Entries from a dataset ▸
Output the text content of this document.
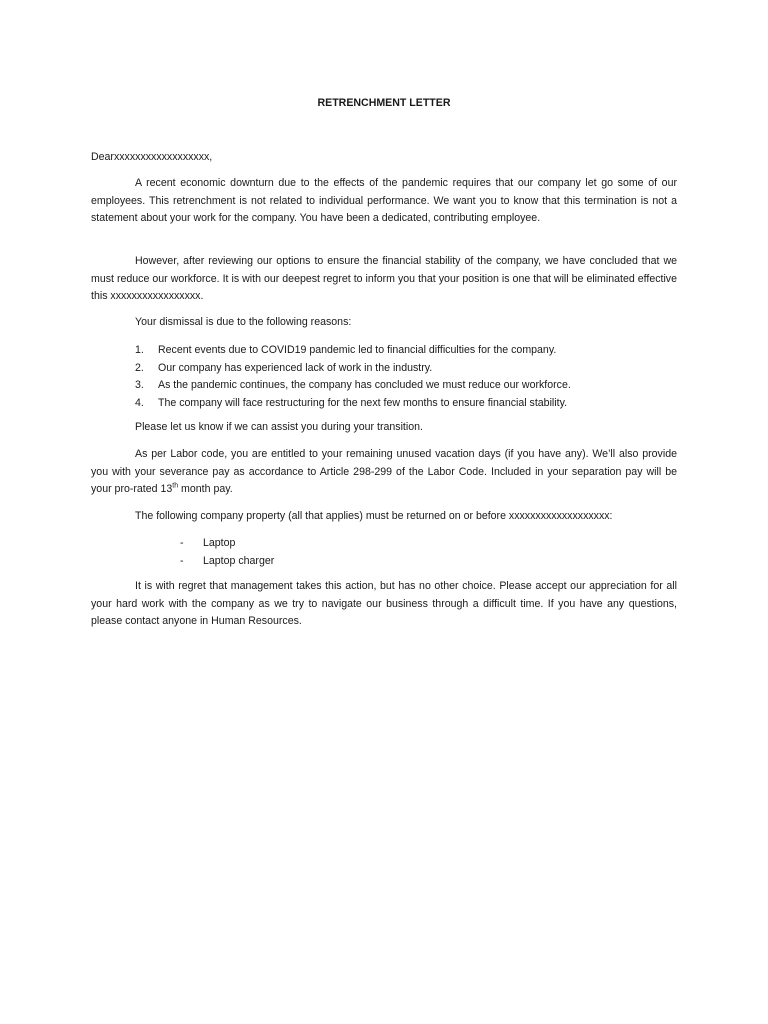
RETRENCHMENT LETTER
Dearxxxxxxxxxxxxxxxxxx,
A recent economic downturn due to the effects of the pandemic requires that our company let go some of our employees. This retrenchment is not related to individual performance. We want you to know that this termination is not a statement about your work for the company. You have been a dedicated, contributing employee.
However, after reviewing our options to ensure the financial stability of the company, we have concluded that we must reduce our workforce. It is with our deepest regret to inform you that your position is one that will be eliminated effective this xxxxxxxxxxxxxxxxx.
Your dismissal is due to the following reasons:
1.	Recent events due to COVID19 pandemic led to financial difficulties for the company.
2.	Our company has experienced lack of work in the industry.
3.	As the pandemic continues, the company has concluded we must reduce our workforce.
4.	The company will face restructuring for the next few months to ensure financial stability.
Please let us know if we can assist you during your transition.
As per Labor code, you are entitled to your remaining unused vacation days (if you have any). We’ll also provide you with your severance pay as accordance to Article 298-299 of the Labor Code. Included in your separation pay will be your pro-rated 13th month pay.
The following company property (all that applies) must be returned on or before xxxxxxxxxxxxxxxxxxx:
-	Laptop
-	Laptop charger
It is with regret that management takes this action, but has no other choice. Please accept our appreciation for all your hard work with the company as we try to navigate our business through a difficult time. If you have any questions, please contact anyone in Human Resources.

What to do ▸ Pictures are to be left out; the records above must be repeated word for word.

Reply ▸
Output the text content of this document.
RETRENCHMENT LETTER
Dearxxxxxxxxxxxxxxxxxx,
A recent economic downturn due to the effects of the pandemic requires that our company let go some of our employees. This retrenchment is not related to individual performance. We want you to know that this termination is not a statement about your work for the company. You have been a dedicated, contributing employee.
However, after reviewing our options to ensure the financial stability of the company, we have concluded that we must reduce our workforce. It is with our deepest regret to inform you that your position is one that will be eliminated effective this xxxxxxxxxxxxxxxxx.
Your dismissal is due to the following reasons:
1.	Recent events due to COVID19 pandemic led to financial difficulties for the company.
2.	Our company has experienced lack of work in the industry.
3.	As the pandemic continues, the company has concluded we must reduce our workforce.
4.	The company will face restructuring for the next few months to ensure financial stability.
Please let us know if we can assist you during your transition.
As per Labor code, you are entitled to your remaining unused vacation days (if you have any). We’ll also provide you with your severance pay as accordance to Article 298-299 of the Labor Code. Included in your separation pay will be your pro-rated 13th month pay.
The following company property (all that applies) must be returned on or before xxxxxxxxxxxxxxxxxxx:
-	Laptop
-	Laptop charger
It is with regret that management takes this action, but has no other choice. Please accept our appreciation for all your hard work with the company as we try to navigate our business through a difficult time. If you have any questions, please contact anyone in Human Resources.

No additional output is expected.